→ **Data extract**:
◆ ◆ ◆

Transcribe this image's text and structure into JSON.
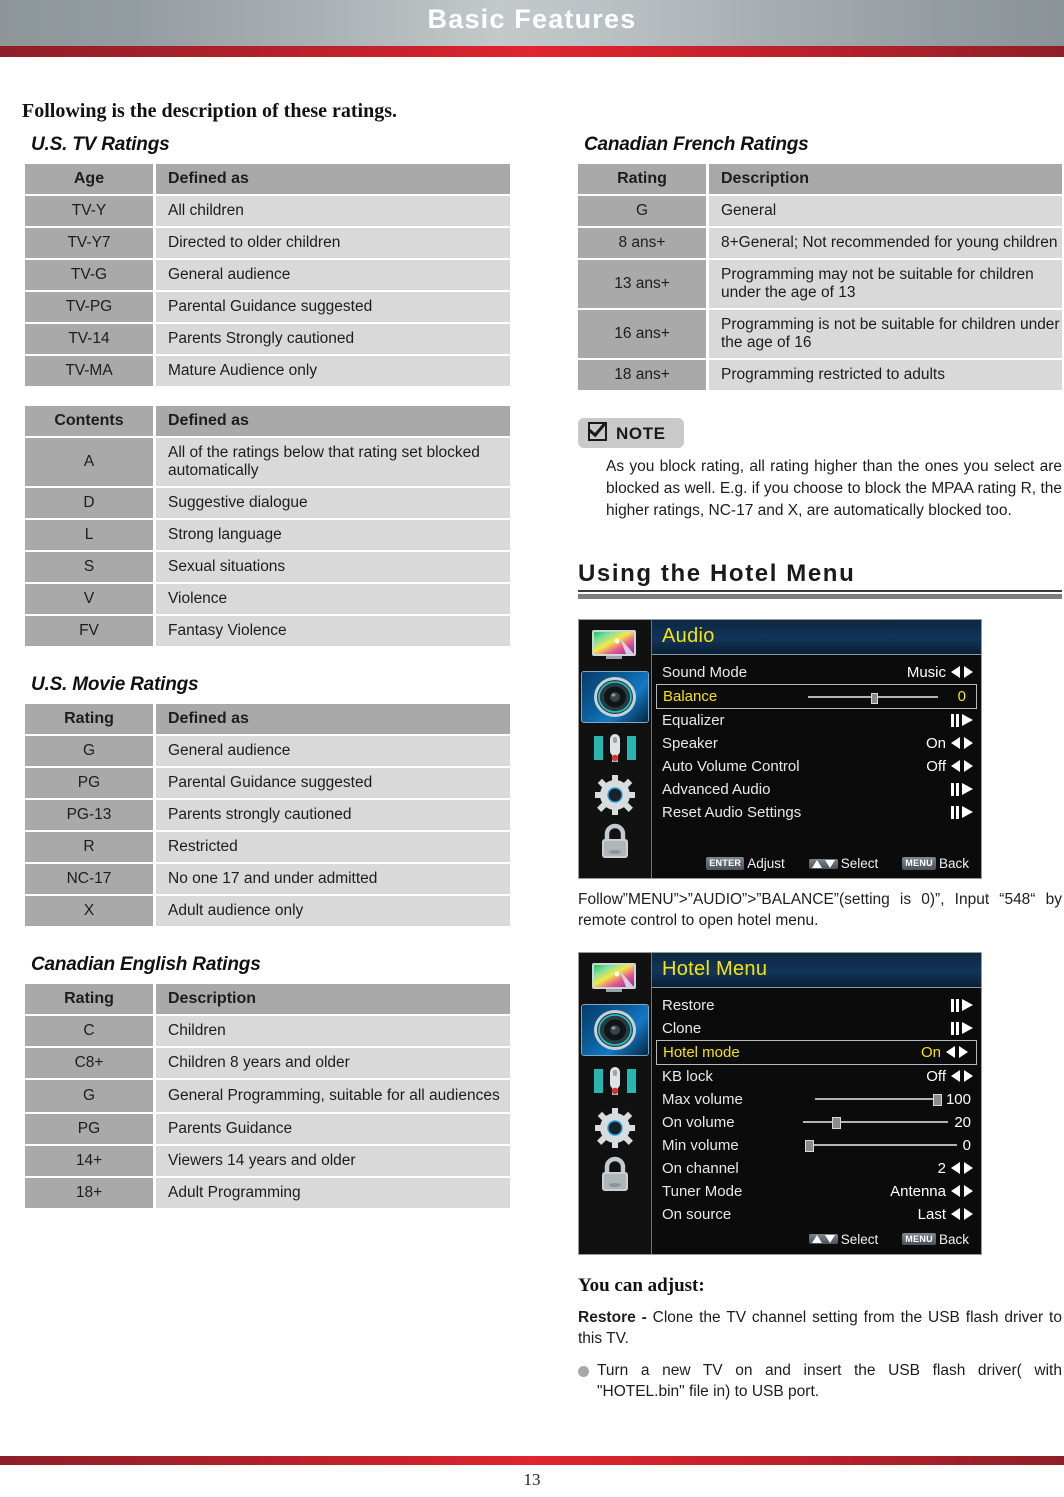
{
  "page": {
    "header_title": "Basic Features",
    "page_number": "13",
    "intro_line": "Following is the description of these ratings."
  },
  "left_column": {
    "us_tv_ratings": {
      "title": "U.S. TV Ratings",
      "headers": [
        "Age",
        "Defined as"
      ],
      "rows": [
        [
          "TV-Y",
          "All children"
        ],
        [
          "TV-Y7",
          "Directed to older children"
        ],
        [
          "TV-G",
          "General audience"
        ],
        [
          "TV-PG",
          "Parental Guidance suggested"
        ],
        [
          "TV-14",
          "Parents Strongly cautioned"
        ],
        [
          "TV-MA",
          "Mature Audience only"
        ]
      ]
    },
    "us_tv_contents": {
      "headers": [
        "Contents",
        "Defined as"
      ],
      "rows": [
        [
          "A",
          "All of the ratings below that rating set blocked automatically"
        ],
        [
          "D",
          "Suggestive dialogue"
        ],
        [
          "L",
          "Strong language"
        ],
        [
          "S",
          "Sexual situations"
        ],
        [
          "V",
          "Violence"
        ],
        [
          "FV",
          "Fantasy Violence"
        ]
      ]
    },
    "us_movie_ratings": {
      "title": "U.S. Movie Ratings",
      "headers": [
        "Rating",
        "Defined as"
      ],
      "rows": [
        [
          "G",
          "General audience"
        ],
        [
          "PG",
          "Parental Guidance suggested"
        ],
        [
          "PG-13",
          "Parents strongly cautioned"
        ],
        [
          "R",
          "Restricted"
        ],
        [
          "NC-17",
          "No one 17 and under admitted"
        ],
        [
          "X",
          "Adult audience only"
        ]
      ]
    },
    "canadian_english_ratings": {
      "title": "Canadian English Ratings",
      "headers": [
        "Rating",
        "Description"
      ],
      "rows": [
        [
          "C",
          "Children"
        ],
        [
          "C8+",
          "Children 8 years and older"
        ],
        [
          "G",
          "General Programming, suitable for all audiences"
        ],
        [
          "PG",
          "Parents Guidance"
        ],
        [
          "14+",
          "Viewers 14 years and older"
        ],
        [
          "18+",
          "Adult Programming"
        ]
      ]
    }
  },
  "right_column": {
    "canadian_french_ratings": {
      "title": "Canadian French Ratings",
      "headers": [
        "Rating",
        "Description"
      ],
      "rows": [
        [
          "G",
          "General"
        ],
        [
          "8 ans+",
          "8+General; Not recommended for young children"
        ],
        [
          "13 ans+",
          "Programming may not be suitable for children under the age of 13"
        ],
        [
          "16 ans+",
          "Programming is not be suitable for children under the age of 16"
        ],
        [
          "18 ans+",
          "Programming restricted to adults"
        ]
      ]
    },
    "note": {
      "label": "NOTE",
      "body": "As you block rating, all rating higher than the ones you select are blocked as well. E.g. if you choose to block the MPAA rating R, the higher ratings, NC-17 and X, are automatically blocked too."
    },
    "hotel_section": {
      "heading": "Using the Hotel Menu",
      "follow_text": "Follow”MENU”>”AUDIO”>”BALANCE”(setting is 0)”, Input “548“ by remote control to open hotel menu.",
      "adjust_heading": "You can adjust:",
      "restore_label": "Restore - ",
      "restore_text": "Clone the TV channel setting from the USB flash driver to this TV.",
      "bullet_text": "Turn a new TV on and insert the USB flash driver( with \"HOTEL.bin\" file in) to USB port."
    },
    "audio_osd": {
      "title": "Audio",
      "sidebar_icons": [
        "picture-icon",
        "audio-icon",
        "channel-icon",
        "settings-icon",
        "lock-icon"
      ],
      "selected_sidebar_index": 1,
      "rows": [
        {
          "label": "Sound Mode",
          "value": "Music",
          "control": "lr-arrows",
          "highlight": false
        },
        {
          "label": "Balance",
          "value": "0",
          "control": "slider",
          "slider_percent": 50,
          "highlight": true
        },
        {
          "label": "Equalizer",
          "value": "",
          "control": "submenu",
          "highlight": false
        },
        {
          "label": "Speaker",
          "value": "On",
          "control": "lr-arrows",
          "highlight": false
        },
        {
          "label": "Auto Volume Control",
          "value": "Off",
          "control": "lr-arrows",
          "highlight": false
        },
        {
          "label": "Advanced Audio",
          "value": "",
          "control": "submenu",
          "highlight": false
        },
        {
          "label": "Reset Audio Settings",
          "value": "",
          "control": "submenu",
          "highlight": false
        }
      ],
      "hints": [
        {
          "key": "ENTER",
          "text": "Adjust"
        },
        {
          "key": "UPDOWN",
          "text": "Select"
        },
        {
          "key": "MENU",
          "text": "Back"
        }
      ]
    },
    "hotel_osd": {
      "title": "Hotel Menu",
      "sidebar_icons": [
        "picture-icon",
        "audio-icon",
        "channel-icon",
        "settings-icon",
        "lock-icon"
      ],
      "selected_sidebar_index": 1,
      "rows": [
        {
          "label": "Restore",
          "value": "",
          "control": "submenu",
          "highlight": false
        },
        {
          "label": "Clone",
          "value": "",
          "control": "submenu",
          "highlight": false
        },
        {
          "label": "Hotel mode",
          "value": "On",
          "control": "lr-arrows",
          "highlight": true
        },
        {
          "label": "KB lock",
          "value": "Off",
          "control": "lr-arrows",
          "highlight": false
        },
        {
          "label": "Max volume",
          "value": "100",
          "control": "slider",
          "slider_percent": 100,
          "highlight": false
        },
        {
          "label": "On volume",
          "value": "20",
          "control": "slider",
          "slider_percent": 20,
          "highlight": false
        },
        {
          "label": "Min volume",
          "value": "0",
          "control": "slider",
          "slider_percent": 0,
          "highlight": false
        },
        {
          "label": "On channel",
          "value": "2",
          "control": "lr-arrows",
          "highlight": false
        },
        {
          "label": "Tuner Mode",
          "value": "Antenna",
          "control": "lr-arrows",
          "highlight": false
        },
        {
          "label": "On source",
          "value": "Last",
          "control": "lr-arrows",
          "highlight": false
        }
      ],
      "hints": [
        {
          "key": "UPDOWN",
          "text": "Select"
        },
        {
          "key": "MENU",
          "text": "Back"
        }
      ]
    }
  }
}
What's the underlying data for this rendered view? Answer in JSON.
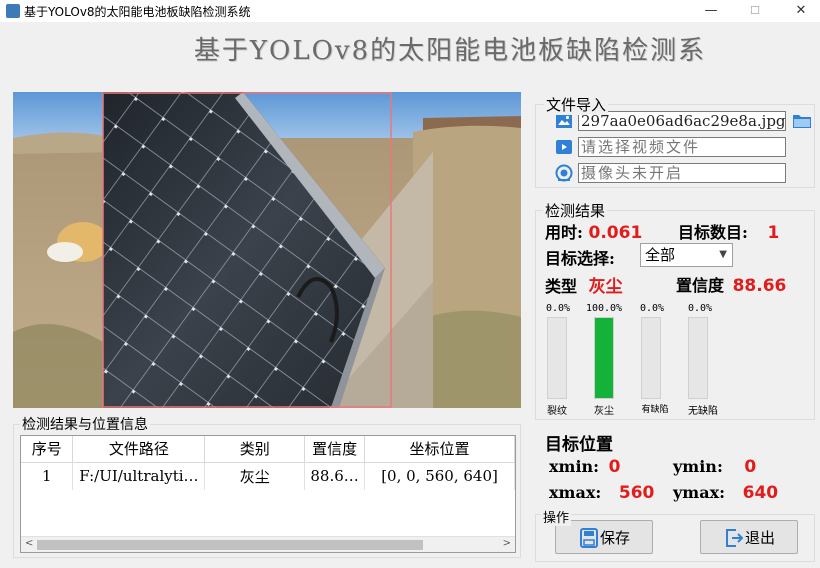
{
  "window": {
    "title": "基于YOLOv8的太阳能电池板缺陷检测系统",
    "min": "—",
    "max": "☐",
    "close": "✕"
  },
  "banner": "基于YOLOv8的太阳能电池板缺陷检测系",
  "file_import": {
    "label": "文件导入",
    "image_path": "297aa0e06ad6ac29e8a.jpg",
    "video_placeholder": "请选择视频文件",
    "camera_status": "摄像头未开启"
  },
  "detection": {
    "label": "检测结果",
    "time_label": "用时:",
    "time_value": "0.061",
    "count_label": "目标数目:",
    "count_value": "1",
    "target_select_label": "目标选择:",
    "target_select_value": "全部",
    "type_label": "类型",
    "type_value": "灰尘",
    "conf_label": "置信度",
    "conf_value": "88.66"
  },
  "class_bars": [
    {
      "label": "裂纹",
      "percent_text": "0.0%",
      "value": 0.0
    },
    {
      "label": "灰尘",
      "percent_text": "100.0%",
      "value": 1.0
    },
    {
      "label": "有缺陷",
      "percent_text": "0.0%",
      "value": 0.0
    },
    {
      "label": "无缺陷",
      "percent_text": "0.0%",
      "value": 0.0
    }
  ],
  "position": {
    "label": "目标位置",
    "xmin_label": "xmin:",
    "xmin": "0",
    "ymin_label": "ymin:",
    "ymin": "0",
    "xmax_label": "xmax:",
    "xmax": "560",
    "ymax_label": "ymax:",
    "ymax": "640"
  },
  "results_table": {
    "label": "检测结果与位置信息",
    "headers": [
      "序号",
      "文件路径",
      "类别",
      "置信度",
      "坐标位置"
    ],
    "rows": [
      [
        "1",
        "F:/UI/ultralyti…",
        "灰尘",
        "88.6…",
        "[0, 0, 560, 640]"
      ]
    ]
  },
  "operations": {
    "label": "操作",
    "save": "保存",
    "exit": "退出"
  },
  "colors": {
    "accent_red": "#e21b1b",
    "bar_green": "#15b23a",
    "detection_box": "#e8787c"
  }
}
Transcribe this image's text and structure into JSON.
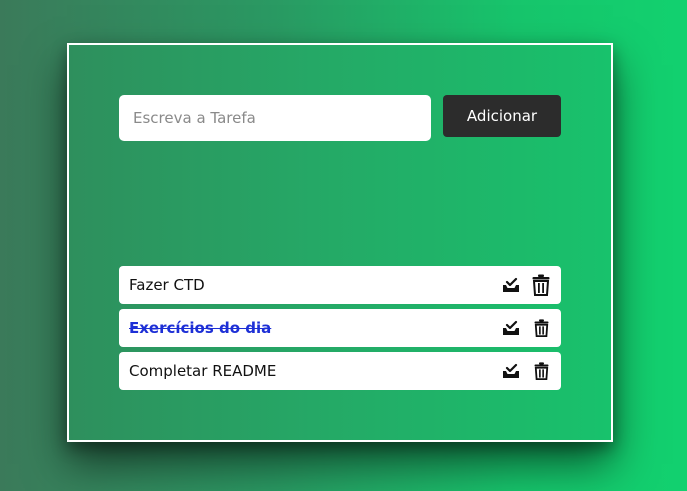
{
  "input": {
    "value": "",
    "placeholder": "Escreva a Tarefa"
  },
  "add_button": {
    "label": "Adicionar"
  },
  "tasks": [
    {
      "text": "Fazer CTD",
      "completed": false
    },
    {
      "text": "Exercícios do dia",
      "completed": true
    },
    {
      "text": "Completar README",
      "completed": false
    }
  ],
  "icons": {
    "complete": "inbox-check-icon",
    "delete": "trash-icon"
  },
  "colors": {
    "card_border": "#ffffff",
    "button_bg": "#2c2c2c",
    "completed_text": "#1d2fd6"
  }
}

◆ ◆ ◆

→ **Exercise instructions**: The records are above. How many lines in them contain the word "driver"? Give the number alone.

→ **Output for this task**: 2